== TEXT PASSAGE ==
━━━━━━━━

2018-07-13 Thread Christian Decker via bitcoin-dev
fred savage via bitcoin-dev  writes:
> the issues with sighash_noinput is this
>
>   1.  you cannot prevent address-reuse. because bitcoin is a PUSH
>   payment. meaning other people can send funds to one address without
>   the owner of the key approval/refusal. thus luke cannot control
>   address reuse if many people start spamming him donations.

This point is pretty much moot since these are scripts, that are used in
very specialized contexts, and should not be shown to any
end-user. Sure, if you go through the blockchain looking for these
addresses, and send the exact same value to it, and create a matching
script then you could end up exposing those funds to this, however
that'd be very silly of you, and you'd have jumped through a lot of
hoops to lose money :-)

>   2.  for average users who would just 'autopilot' LN and only see the
> GUI. they will have no clue what transaction types and technicals are
> happening under the hood. also with LN being not validated by the
> community. a user creating a channel could tweak their own LN node to
> make their counterparty sign a sighash-noinput as a term/condition of
> the channel this is also a risk for the under the hood raw tx risks
> where a tx can be signed but then allow the out's to alter value(using
> a different opcode). .. you know the premiss of allowing a counterpart
> to alter the outs value to vary so that they can control the broadcast
> fee at the time of broadcast to cover being acceptd onchain.. which
> can be abused by a counter party just editing it so A gets nothing and
> B gets it all..

━━━━━━━━

Region and label listings
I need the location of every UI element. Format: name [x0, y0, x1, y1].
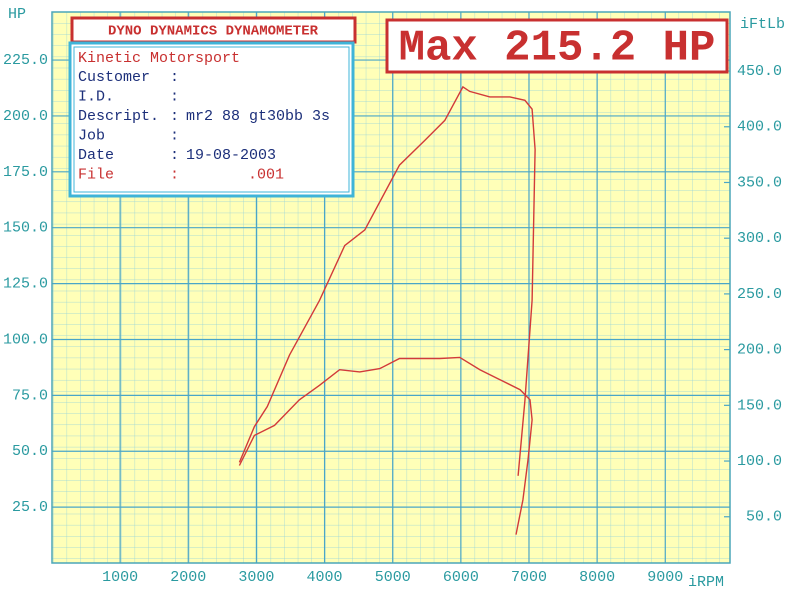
y2-tick-label: 150.0 — [737, 397, 782, 414]
y-tick-label: 25.0 — [12, 499, 48, 516]
y2-tick-label: 50.0 — [746, 509, 782, 526]
y-axis-label: HP — [8, 6, 26, 23]
max-frame — [385, 18, 729, 74]
x-tick-label: 1000 — [102, 569, 138, 586]
y-tick-label: 150.0 — [3, 220, 48, 237]
title-frame — [70, 16, 357, 44]
info-label: Descript. — [78, 108, 159, 125]
company: Kinetic Motorsport — [78, 50, 240, 67]
x-axis-label: iRPM — [688, 574, 724, 591]
x-tick-label: 8000 — [579, 569, 615, 586]
plot-frame — [51, 11, 731, 564]
series-line — [238, 356, 533, 535]
max-label: Max 215.2 HP — [399, 24, 716, 74]
info-separator: : — [170, 147, 179, 164]
info-value: mr2 88 gt30bb 3s — [186, 108, 330, 125]
x-tick-label: 5000 — [375, 569, 411, 586]
y2-axis-label: iFtLb — [740, 16, 785, 33]
info-separator: : — [170, 127, 179, 144]
x-tick-label: 4000 — [307, 569, 343, 586]
info-label: Job — [78, 127, 105, 144]
info-label: I.D. — [78, 88, 114, 105]
y-tick-label: 200.0 — [3, 108, 48, 125]
y2-tick-label: 250.0 — [737, 286, 782, 303]
y2-tick-label: 200.0 — [737, 342, 782, 359]
y2-tick-label: 100.0 — [737, 453, 782, 470]
info-label: Date — [78, 147, 114, 164]
info-label: Customer — [78, 69, 150, 86]
info-separator: : — [170, 88, 179, 105]
y-tick-label: 125.0 — [3, 276, 48, 293]
y2-tick-label: 450.0 — [737, 63, 782, 80]
info-inner-frame — [73, 46, 350, 193]
info-separator: : — [170, 69, 179, 86]
title-box: DYNO DYNAMICS DYNAMOMETER — [70, 16, 357, 44]
chart-title: DYNO DYNAMICS DYNAMOMETER — [108, 24, 319, 40]
info-box: Kinetic Motorsport Customer: I.D.: Descrip… — [68, 41, 355, 198]
y-tick-label: 50.0 — [12, 443, 48, 460]
info-value: .001 — [248, 166, 284, 183]
y-tick-label: 75.0 — [12, 387, 48, 404]
x-tick-label: 2000 — [170, 569, 206, 586]
y-tick-label: 175.0 — [3, 164, 48, 181]
x-tick-label: 6000 — [443, 569, 479, 586]
info-label: File — [78, 166, 114, 183]
info-separator: : — [170, 108, 179, 125]
info-frame — [68, 41, 355, 198]
y2-tick-label: 400.0 — [737, 119, 782, 136]
y2-tick-label: 300.0 — [737, 230, 782, 247]
x-tick-label: 3000 — [238, 569, 274, 586]
y2-tick-label: 350.0 — [737, 174, 782, 191]
info-value: 19-08-2003 — [186, 147, 276, 164]
x-tick-label: 9000 — [647, 569, 683, 586]
x-tick-label: 7000 — [511, 569, 547, 586]
y-tick-label: 225.0 — [3, 52, 48, 69]
y-tick-label: 100.0 — [3, 331, 48, 348]
series-line — [238, 85, 536, 476]
max-box: Max 215.2 HP — [385, 18, 729, 74]
info-separator: : — [170, 166, 179, 183]
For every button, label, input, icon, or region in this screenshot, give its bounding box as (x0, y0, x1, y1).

━━━━━━━━

== EXERCISES TO COMPLETE ==
A) Translate this sentence from the mailing-list post into Spanish: "This point is pretty much moot since these are scripts, that are used in very specialized contexts, and should not be shown to any end-user."
B) Return the part of the mailing-list post that starts with the words containing "This point is" and ends with "lose money :-)".
Answer using only the text, not the entries.

== RESULTS BY TASK ==
A) Este punto es prácticamente irrelevante, ya que se trata de scripts que se usan en contextos muy especializados y que no deberían mostrarse a ningún usuario final.

B)
This point is pretty much moot since these are scripts, that are used in
very specialized contexts, and should not be shown to any
end-user. Sure, if you go through the blockchain looking for these
addresses, and send the exact same value to it, and create a matching
script then you could end up exposing those funds to this, however
that'd be very silly of you, and you'd have jumped through a lot of
hoops to lose money :-)